CHALLENGE A: Recast the stretch of the records from their start through the line containing "186, 557, 197]" as a JSON list of strings, one string per line, skipping blank lines.

TEXT TO READ:
Popular protests which have shaken Sudan for more than five months broke out over a decision to triple the price of bread and a shortage of fuel, these protests quickly became politically opposed to the regime of President Omar al-Bashir. As a result of poor economic decisions by al-Bashir’s government the country is now facing a fuel crisis and worsening cash crisis. On April 11, after months of protests against Bashir’s thirty-year rule, the military ousted him and installed themselves as the Transitional Military Council (TMC).

The TMC was set to govern Sudan for a two-year transitional period, after which it has promised to hold general elections, but protesters demanded that it hand over power to a civilian government sooner. Recent military crackdowns points to the military leadership staying in power for quite some time. Gulf countries would rather a military leadership, which they believe would maintain stability in the country and across the region, but the West would rather a civilian lead government. The chief of the TMC, General Abdel Fattah al-Burhan and his deputy Lieutenant General Mohamed Hamdan Dagalo, known as ‘Hemedti’, toured Khartoum’s regional allies, Egypt, Saudi Arabia and the United Arab Emirates immediately after the removal of al-Bashir to ensure they had their backing. The oil-rich Gulf states and Egypt were unequivocal in their support, pledging USD 3 billion in aid to shore up Sudan’s economy, they want to ensure stability in the country and see military rule as the best way to achieve this, even as a number of western nations call for the establishment of civilian rule.

Sudan’s public prosecutor has ordered al-Bashir to be interrogated on charges of money laundering and financing terrorism, other senior figures will also be investigated. Al-Bashir is wanted by the International Criminal Court (ICC) for war crimes in Sudan’s Darfur region. He is currently being held in the Kobar high-security prison under heavy guard. The TMC and protesters had been negotiating the formation of a joint civilian-military body to oversee the country until elections, but were deadlocked over who would control the new council and what form the transitional government should take. This resulted in a two-day general strike, bringing much of the country to a standstill. This resulted in briefly renewed negotiations, however, the deadly suppression of a protest in May by Sudanese security forces scuppered a deal which would give opposition leaders two-thirds of seats in a proposed legislative council. This violence came just two hours before said deal was supposed to be signed. The TMC denied they were responsible and blamed ‘rogue units’ for trying to destabilise the peace process.

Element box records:

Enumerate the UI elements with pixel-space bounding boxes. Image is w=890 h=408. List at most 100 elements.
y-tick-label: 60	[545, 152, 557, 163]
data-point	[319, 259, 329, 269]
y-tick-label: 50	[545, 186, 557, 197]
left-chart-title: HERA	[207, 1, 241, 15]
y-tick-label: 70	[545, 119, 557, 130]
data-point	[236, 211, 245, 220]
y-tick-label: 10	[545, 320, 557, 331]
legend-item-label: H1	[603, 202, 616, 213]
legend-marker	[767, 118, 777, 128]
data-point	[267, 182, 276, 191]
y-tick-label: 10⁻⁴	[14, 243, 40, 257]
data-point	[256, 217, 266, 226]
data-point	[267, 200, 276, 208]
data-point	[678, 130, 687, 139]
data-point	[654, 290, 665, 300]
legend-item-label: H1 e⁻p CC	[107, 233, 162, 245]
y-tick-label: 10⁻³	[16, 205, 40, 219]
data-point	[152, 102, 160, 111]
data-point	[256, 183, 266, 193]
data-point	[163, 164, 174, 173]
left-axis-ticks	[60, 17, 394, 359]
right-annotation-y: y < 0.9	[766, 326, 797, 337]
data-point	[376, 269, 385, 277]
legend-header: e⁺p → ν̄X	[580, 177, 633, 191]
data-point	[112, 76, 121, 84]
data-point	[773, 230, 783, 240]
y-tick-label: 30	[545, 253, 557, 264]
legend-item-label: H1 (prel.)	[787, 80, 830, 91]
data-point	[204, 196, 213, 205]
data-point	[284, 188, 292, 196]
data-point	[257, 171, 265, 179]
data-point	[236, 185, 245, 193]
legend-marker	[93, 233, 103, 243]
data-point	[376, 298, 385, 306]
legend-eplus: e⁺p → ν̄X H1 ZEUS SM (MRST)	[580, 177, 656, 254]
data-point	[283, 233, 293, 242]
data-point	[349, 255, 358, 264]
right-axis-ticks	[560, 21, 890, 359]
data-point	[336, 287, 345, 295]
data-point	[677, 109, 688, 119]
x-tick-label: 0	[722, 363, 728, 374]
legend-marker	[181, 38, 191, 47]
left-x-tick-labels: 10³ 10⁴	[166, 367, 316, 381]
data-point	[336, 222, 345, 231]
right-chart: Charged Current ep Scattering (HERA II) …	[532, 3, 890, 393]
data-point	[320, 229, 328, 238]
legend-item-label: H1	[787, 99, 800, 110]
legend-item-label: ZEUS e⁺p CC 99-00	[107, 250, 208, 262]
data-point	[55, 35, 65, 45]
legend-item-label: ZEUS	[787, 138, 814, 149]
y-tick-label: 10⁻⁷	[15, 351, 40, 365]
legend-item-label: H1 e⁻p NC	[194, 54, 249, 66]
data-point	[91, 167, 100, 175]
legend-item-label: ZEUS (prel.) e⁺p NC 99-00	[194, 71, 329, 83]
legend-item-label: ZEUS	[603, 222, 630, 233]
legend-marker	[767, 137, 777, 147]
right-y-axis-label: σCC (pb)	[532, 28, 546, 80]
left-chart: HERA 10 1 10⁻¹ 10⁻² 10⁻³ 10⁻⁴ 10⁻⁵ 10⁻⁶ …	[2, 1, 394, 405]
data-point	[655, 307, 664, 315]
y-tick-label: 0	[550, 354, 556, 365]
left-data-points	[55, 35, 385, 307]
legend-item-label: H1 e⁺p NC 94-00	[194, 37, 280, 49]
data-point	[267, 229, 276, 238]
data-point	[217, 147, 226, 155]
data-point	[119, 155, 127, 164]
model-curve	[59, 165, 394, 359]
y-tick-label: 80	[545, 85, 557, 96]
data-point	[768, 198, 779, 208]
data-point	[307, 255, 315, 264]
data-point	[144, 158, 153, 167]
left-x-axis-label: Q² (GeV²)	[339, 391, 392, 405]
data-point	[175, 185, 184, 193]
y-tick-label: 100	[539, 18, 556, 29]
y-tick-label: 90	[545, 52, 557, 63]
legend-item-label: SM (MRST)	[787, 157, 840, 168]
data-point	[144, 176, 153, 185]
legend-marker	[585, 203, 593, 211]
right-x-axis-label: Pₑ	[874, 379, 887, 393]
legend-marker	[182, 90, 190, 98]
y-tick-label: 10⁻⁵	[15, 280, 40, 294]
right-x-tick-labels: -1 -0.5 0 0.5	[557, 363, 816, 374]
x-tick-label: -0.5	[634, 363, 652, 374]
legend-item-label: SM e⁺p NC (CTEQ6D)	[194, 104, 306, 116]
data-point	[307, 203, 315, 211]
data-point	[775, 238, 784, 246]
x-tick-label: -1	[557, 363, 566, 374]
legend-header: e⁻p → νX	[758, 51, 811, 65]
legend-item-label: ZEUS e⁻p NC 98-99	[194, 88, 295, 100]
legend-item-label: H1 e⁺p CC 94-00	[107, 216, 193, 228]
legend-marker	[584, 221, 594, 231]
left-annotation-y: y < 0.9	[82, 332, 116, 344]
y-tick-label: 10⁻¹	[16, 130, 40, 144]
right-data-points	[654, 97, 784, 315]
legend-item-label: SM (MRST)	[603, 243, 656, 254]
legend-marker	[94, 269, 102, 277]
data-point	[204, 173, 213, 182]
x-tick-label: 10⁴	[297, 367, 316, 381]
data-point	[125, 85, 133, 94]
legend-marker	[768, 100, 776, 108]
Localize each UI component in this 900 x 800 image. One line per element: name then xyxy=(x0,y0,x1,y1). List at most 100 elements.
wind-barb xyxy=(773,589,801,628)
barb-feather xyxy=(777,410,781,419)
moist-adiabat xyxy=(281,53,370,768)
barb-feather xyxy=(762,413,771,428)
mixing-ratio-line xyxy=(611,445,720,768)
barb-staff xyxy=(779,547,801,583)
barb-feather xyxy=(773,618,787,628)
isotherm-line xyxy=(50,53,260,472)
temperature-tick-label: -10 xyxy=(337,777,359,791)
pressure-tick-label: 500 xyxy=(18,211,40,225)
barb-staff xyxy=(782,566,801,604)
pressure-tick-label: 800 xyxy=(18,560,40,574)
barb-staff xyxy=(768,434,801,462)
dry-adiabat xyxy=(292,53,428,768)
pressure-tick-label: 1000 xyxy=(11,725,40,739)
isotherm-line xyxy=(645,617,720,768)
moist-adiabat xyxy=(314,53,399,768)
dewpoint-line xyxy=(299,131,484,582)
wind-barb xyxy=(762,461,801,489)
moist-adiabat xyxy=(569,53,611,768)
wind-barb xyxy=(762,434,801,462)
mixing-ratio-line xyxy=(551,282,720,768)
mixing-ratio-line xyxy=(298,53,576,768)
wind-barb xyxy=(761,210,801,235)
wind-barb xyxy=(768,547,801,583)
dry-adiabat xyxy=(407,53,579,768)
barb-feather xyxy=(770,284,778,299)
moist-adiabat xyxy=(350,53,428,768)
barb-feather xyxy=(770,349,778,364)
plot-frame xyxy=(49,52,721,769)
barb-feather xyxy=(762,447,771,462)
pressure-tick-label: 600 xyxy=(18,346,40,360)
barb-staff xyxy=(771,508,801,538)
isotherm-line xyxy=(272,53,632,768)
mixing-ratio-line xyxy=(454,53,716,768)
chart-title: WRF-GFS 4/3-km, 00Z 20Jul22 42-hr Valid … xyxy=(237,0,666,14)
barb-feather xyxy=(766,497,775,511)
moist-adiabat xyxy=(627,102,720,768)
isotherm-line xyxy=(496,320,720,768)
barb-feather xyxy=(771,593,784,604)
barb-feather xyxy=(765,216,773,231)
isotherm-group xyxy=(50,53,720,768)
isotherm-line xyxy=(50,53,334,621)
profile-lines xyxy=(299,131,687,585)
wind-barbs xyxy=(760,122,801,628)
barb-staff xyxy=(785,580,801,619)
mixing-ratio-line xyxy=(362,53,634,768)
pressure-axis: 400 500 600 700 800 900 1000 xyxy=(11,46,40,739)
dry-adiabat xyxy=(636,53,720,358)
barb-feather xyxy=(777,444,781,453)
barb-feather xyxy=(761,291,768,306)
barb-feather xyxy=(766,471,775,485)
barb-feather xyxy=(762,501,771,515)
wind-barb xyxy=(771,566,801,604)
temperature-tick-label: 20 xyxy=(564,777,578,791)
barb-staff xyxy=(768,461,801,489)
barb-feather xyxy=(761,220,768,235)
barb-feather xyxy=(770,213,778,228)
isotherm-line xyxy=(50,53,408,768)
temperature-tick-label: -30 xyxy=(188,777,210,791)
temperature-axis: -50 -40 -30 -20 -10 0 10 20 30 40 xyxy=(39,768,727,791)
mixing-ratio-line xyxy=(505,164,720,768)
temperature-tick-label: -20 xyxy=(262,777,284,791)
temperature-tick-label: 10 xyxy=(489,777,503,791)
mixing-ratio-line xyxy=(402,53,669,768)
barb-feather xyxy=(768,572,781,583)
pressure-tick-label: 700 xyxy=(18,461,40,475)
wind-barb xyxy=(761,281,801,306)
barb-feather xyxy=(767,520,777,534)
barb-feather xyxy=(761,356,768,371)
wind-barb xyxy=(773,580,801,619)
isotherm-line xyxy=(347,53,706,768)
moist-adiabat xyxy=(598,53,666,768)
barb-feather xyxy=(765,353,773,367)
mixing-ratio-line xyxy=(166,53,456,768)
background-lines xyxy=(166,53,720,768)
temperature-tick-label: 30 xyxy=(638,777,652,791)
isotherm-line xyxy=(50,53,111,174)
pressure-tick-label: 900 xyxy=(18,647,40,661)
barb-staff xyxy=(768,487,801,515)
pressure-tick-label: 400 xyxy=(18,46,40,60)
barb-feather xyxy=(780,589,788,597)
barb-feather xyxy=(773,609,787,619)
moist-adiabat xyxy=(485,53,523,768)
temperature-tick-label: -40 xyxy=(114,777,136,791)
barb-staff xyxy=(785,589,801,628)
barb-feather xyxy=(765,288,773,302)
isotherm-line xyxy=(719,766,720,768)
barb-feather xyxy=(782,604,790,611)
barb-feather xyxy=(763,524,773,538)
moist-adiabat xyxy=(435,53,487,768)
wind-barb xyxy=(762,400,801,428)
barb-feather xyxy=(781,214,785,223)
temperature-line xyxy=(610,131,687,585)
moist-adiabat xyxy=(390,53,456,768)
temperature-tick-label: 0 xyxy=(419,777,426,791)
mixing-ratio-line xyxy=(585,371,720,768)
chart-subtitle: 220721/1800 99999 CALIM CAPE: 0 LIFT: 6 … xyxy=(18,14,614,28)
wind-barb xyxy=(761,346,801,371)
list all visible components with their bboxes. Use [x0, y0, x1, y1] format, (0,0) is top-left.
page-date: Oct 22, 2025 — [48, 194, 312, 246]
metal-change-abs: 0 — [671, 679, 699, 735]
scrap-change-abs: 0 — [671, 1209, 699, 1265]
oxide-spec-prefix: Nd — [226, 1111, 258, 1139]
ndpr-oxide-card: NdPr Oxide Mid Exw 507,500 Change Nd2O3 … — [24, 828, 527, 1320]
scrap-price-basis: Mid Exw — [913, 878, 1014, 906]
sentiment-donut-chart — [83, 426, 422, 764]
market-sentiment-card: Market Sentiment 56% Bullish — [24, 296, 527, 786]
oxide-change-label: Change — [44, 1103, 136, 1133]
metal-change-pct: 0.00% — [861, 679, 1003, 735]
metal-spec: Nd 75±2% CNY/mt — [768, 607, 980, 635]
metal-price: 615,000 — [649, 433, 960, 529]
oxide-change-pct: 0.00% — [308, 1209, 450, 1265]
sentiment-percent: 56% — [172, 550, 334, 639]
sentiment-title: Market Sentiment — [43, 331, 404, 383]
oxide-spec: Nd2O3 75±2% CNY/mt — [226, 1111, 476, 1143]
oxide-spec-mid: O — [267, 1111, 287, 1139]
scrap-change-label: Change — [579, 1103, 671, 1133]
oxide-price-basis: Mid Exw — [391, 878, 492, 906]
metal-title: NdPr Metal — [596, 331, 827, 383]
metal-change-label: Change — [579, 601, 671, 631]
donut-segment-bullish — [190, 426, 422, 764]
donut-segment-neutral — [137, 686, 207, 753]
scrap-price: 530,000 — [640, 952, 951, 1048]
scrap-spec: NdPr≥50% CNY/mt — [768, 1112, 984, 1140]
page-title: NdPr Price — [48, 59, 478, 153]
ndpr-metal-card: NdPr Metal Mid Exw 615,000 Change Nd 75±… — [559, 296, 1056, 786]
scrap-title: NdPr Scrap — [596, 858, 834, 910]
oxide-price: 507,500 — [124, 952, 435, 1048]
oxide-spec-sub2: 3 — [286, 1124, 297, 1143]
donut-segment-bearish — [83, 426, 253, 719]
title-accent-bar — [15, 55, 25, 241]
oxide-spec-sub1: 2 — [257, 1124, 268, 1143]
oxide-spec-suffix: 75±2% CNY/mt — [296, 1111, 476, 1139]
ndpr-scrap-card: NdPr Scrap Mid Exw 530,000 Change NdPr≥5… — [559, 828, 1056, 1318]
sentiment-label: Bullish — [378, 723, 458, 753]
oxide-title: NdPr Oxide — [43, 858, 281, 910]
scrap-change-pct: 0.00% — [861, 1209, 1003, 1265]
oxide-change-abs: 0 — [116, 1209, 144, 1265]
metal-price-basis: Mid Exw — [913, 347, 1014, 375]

CHALLENGE B:
Answer these questions from the text on Sudan:
(i) On what date did the military oust al-Bashir?
(ii) How much aid did the Gulf states and Egypt pledge to shore up Sudan's economy?
(iii) In which prison is al-Bashir currently being held?

CORRECT RESULT A:
[
  "Enumerate the UI elements with pixel-space bounding boxes. Image is w=890 h=408. List at most 100 elements.",
  "y-tick-label: 60\t[545, 152, 557, 163]",
  "data-point\t[319, 259, 329, 269]",
  "y-tick-label: 50\t[545, 186, 557, 197]"
]

CORRECT RESULT B:
(i) April 11
(ii) USD 3 billion
(iii) The Kobar high-security prison